=== Data for this task ===
========================

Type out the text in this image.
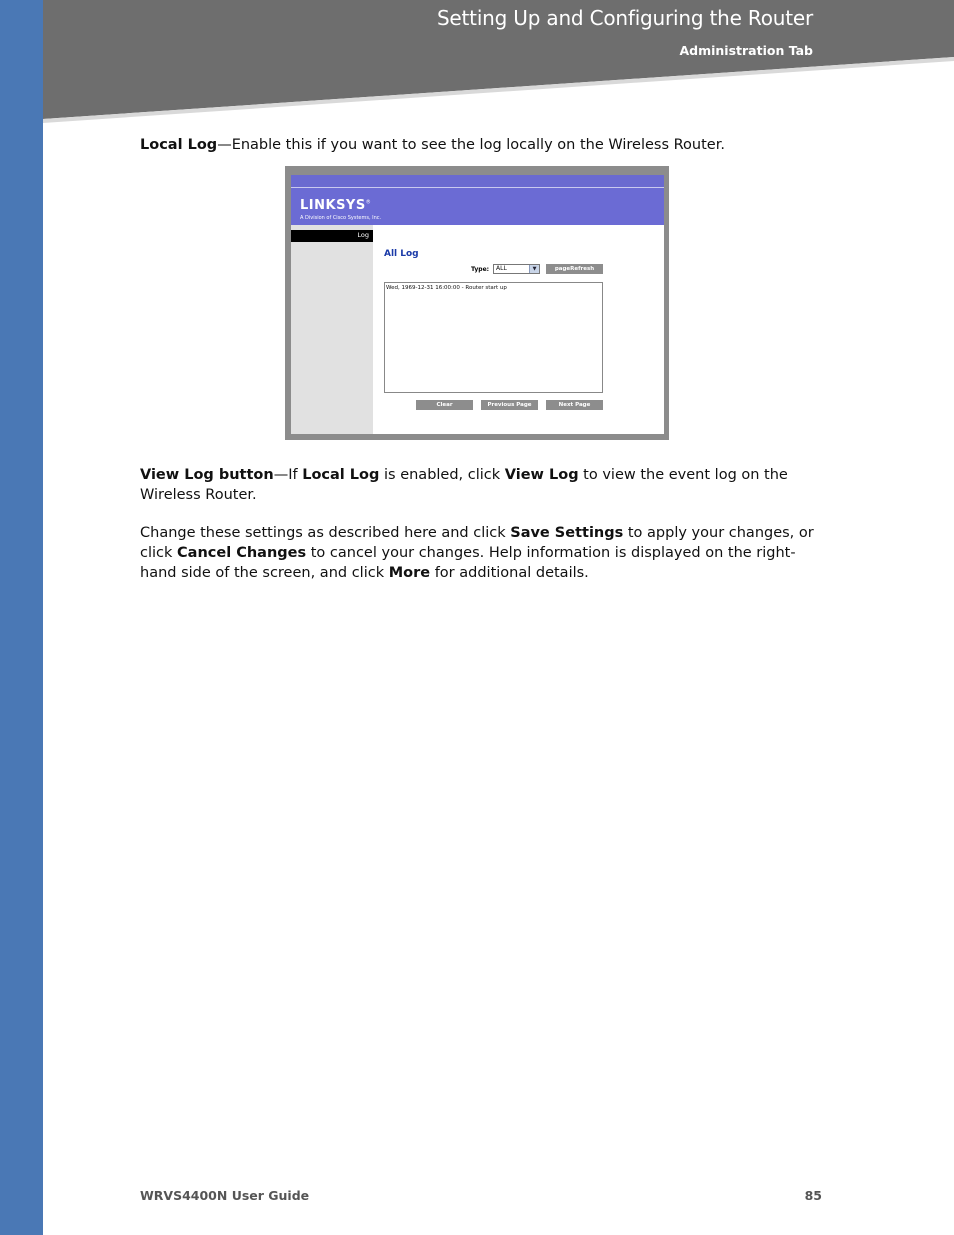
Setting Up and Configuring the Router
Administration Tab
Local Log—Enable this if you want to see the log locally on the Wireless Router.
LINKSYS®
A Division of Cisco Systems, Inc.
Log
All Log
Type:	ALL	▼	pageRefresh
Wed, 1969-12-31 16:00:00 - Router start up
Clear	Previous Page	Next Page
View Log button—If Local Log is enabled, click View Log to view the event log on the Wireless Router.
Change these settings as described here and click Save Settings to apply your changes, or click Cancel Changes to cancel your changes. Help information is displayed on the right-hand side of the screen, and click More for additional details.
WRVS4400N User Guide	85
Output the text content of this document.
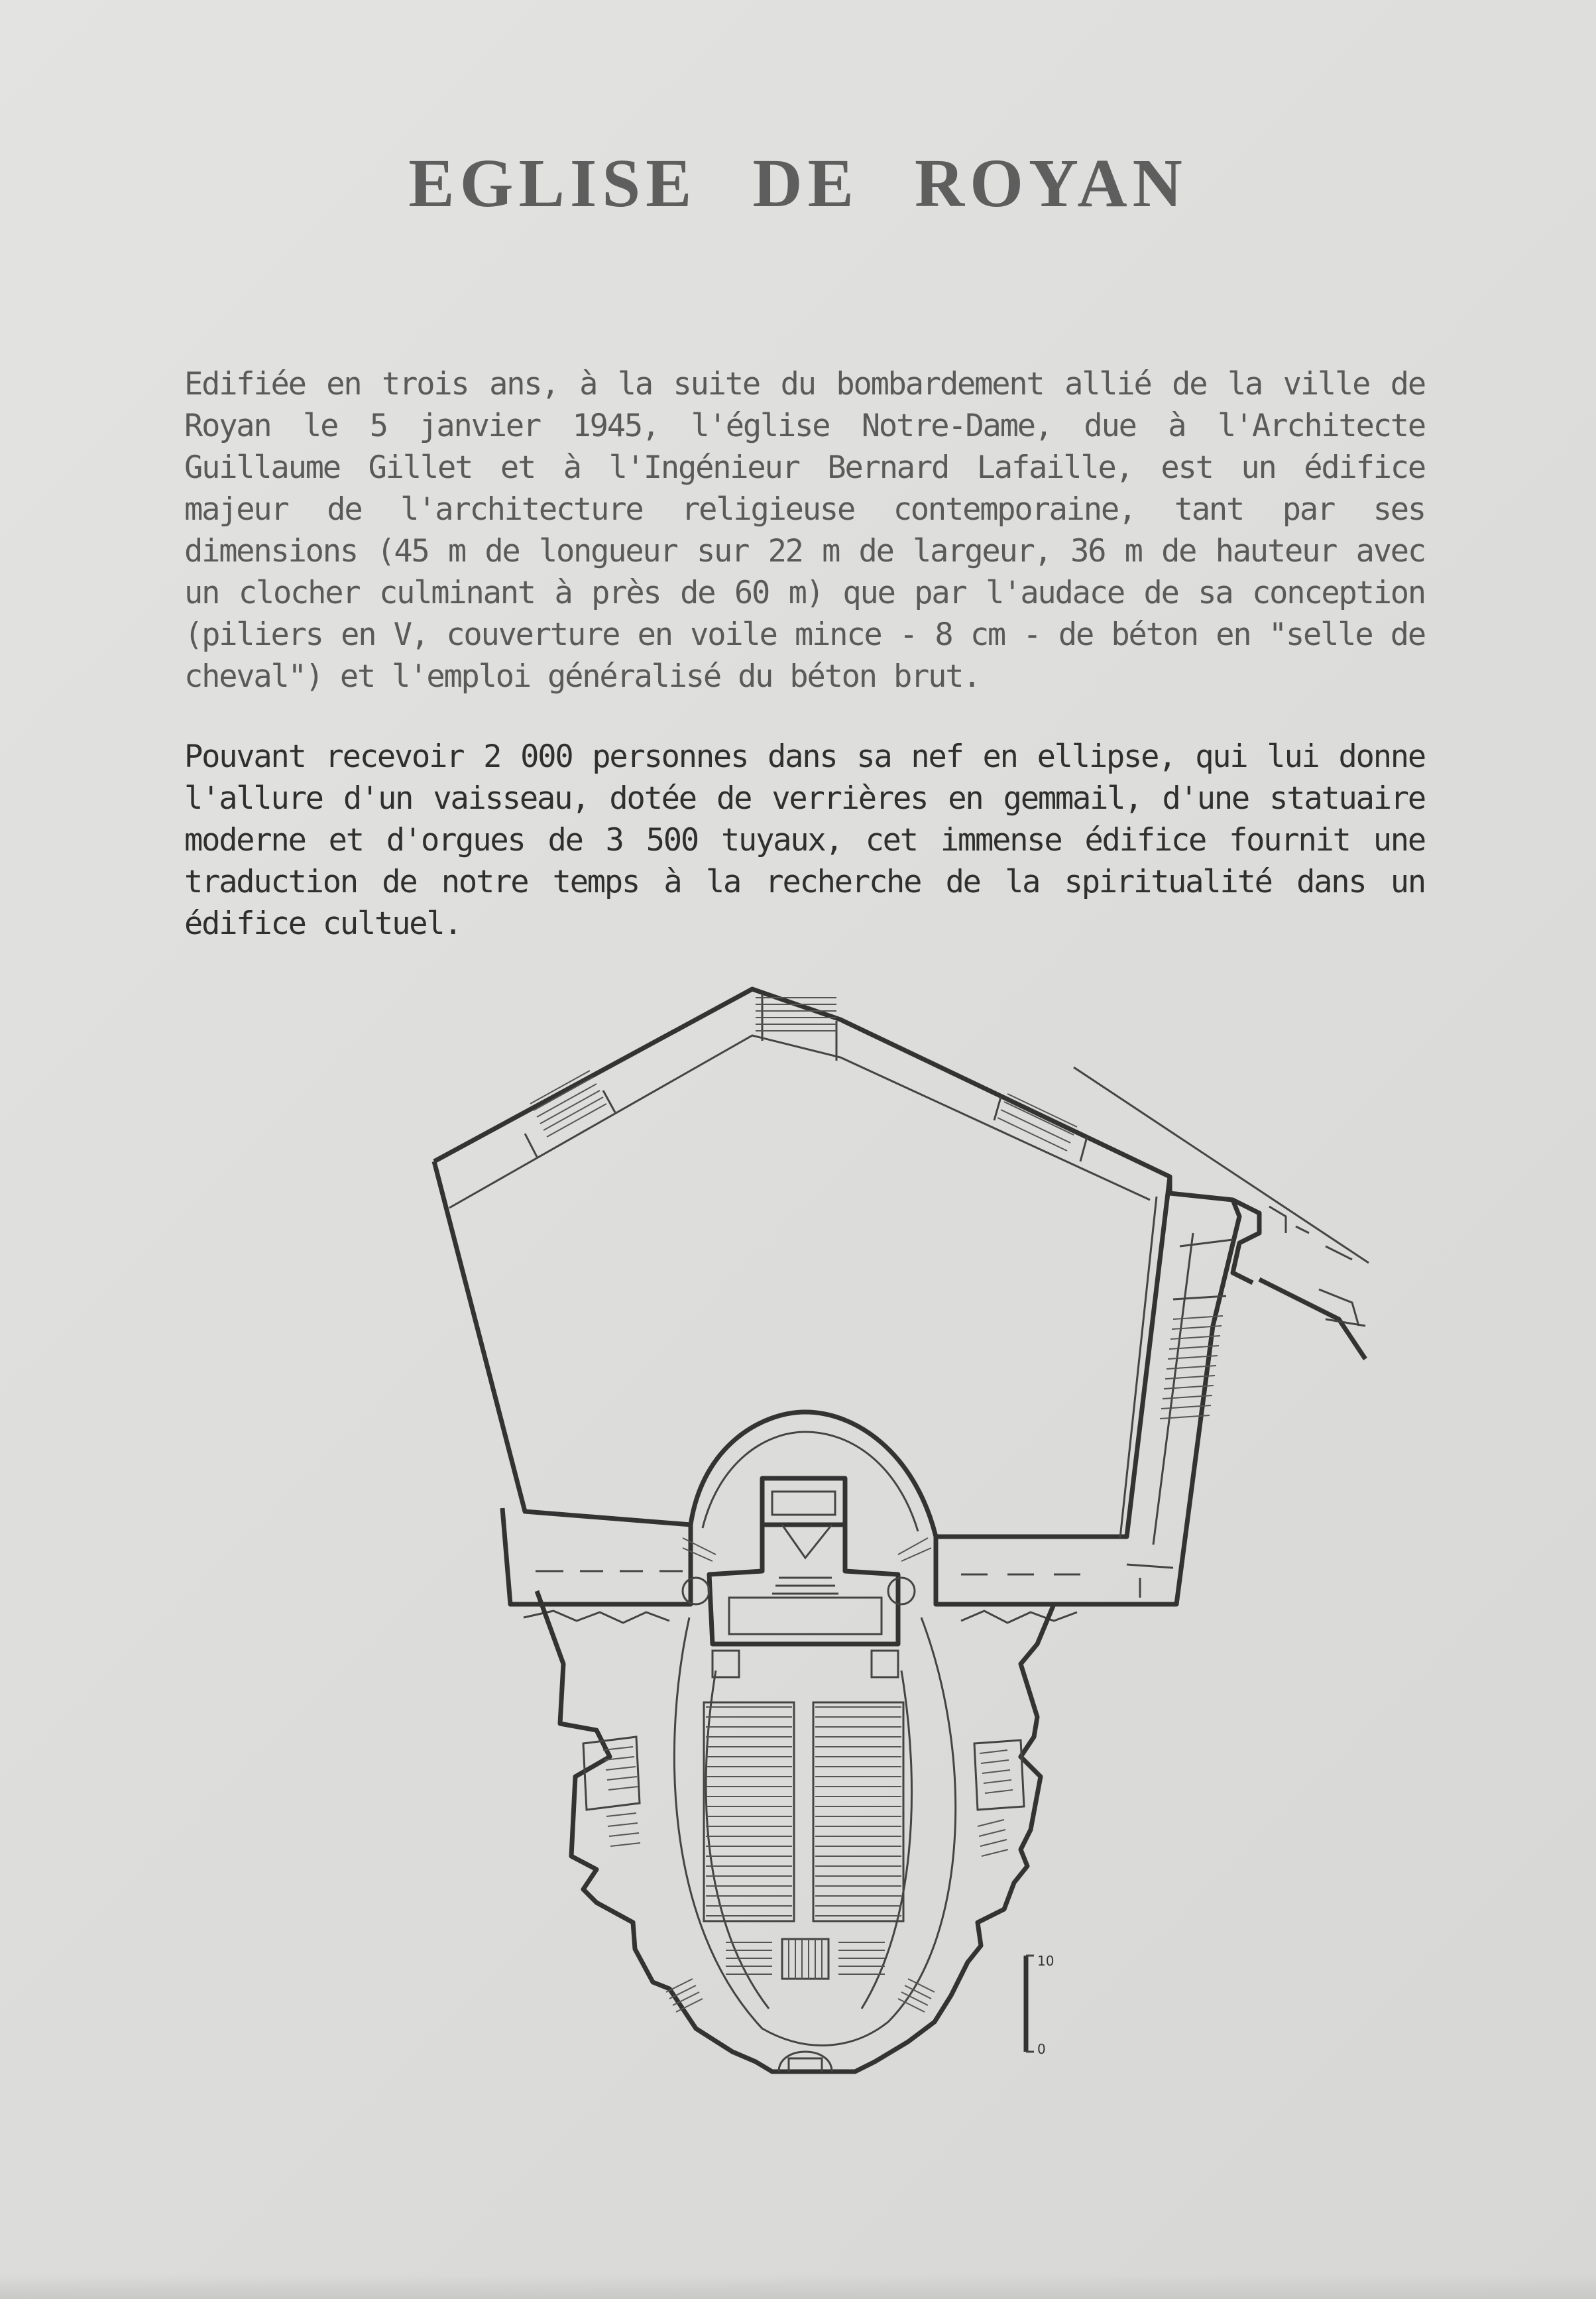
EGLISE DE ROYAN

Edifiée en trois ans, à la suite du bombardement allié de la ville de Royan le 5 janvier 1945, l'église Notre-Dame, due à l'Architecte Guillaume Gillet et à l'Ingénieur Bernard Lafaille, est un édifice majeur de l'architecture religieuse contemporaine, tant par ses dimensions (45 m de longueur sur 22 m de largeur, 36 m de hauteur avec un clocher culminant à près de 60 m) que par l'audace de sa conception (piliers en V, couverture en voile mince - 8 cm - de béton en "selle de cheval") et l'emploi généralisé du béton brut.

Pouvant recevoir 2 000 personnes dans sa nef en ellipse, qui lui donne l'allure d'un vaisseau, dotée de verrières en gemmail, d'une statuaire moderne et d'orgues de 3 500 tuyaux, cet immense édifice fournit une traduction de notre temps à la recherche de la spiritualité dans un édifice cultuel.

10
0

========================

=== Requirement ===
Make an exact copy of the records shown above, without the pictures.

=== Result for this task ===
Type out the text in this image.
Setting Up and Configuring the Router
Administration Tab
Local Log—Enable this if you want to see the log locally on the Wireless Router.
LINKSYS®
A Division of Cisco Systems, Inc.
Log
All Log
Type:	ALL	▼	pageRefresh
Wed, 1969-12-31 16:00:00 - Router start up
Clear	Previous Page	Next Page
View Log button—If Local Log is enabled, click View Log to view the event log on the Wireless Router.
Change these settings as described here and click Save Settings to apply your changes, or click Cancel Changes to cancel your changes. Help information is displayed on the right-hand side of the screen, and click More for additional details.
WRVS4400N User Guide	85
Output the text content of this document.
EGLISE DE ROYAN

Edifiée en trois ans, à la suite du bombardement allié de la ville de Royan le 5 janvier 1945, l'église Notre-Dame, due à l'Architecte Guillaume Gillet et à l'Ingénieur Bernard Lafaille, est un édifice majeur de l'architecture religieuse contemporaine, tant par ses dimensions (45 m de longueur sur 22 m de largeur, 36 m de hauteur avec un clocher culminant à près de 60 m) que par l'audace de sa conception (piliers en V, couverture en voile mince - 8 cm - de béton en "selle de cheval") et l'emploi généralisé du béton brut.

Pouvant recevoir 2 000 personnes dans sa nef en ellipse, qui lui donne l'allure d'un vaisseau, dotée de verrières en gemmail, d'une statuaire moderne et d'orgues de 3 500 tuyaux, cet immense édifice fournit une traduction de notre temps à la recherche de la spiritualité dans un édifice cultuel.

10
0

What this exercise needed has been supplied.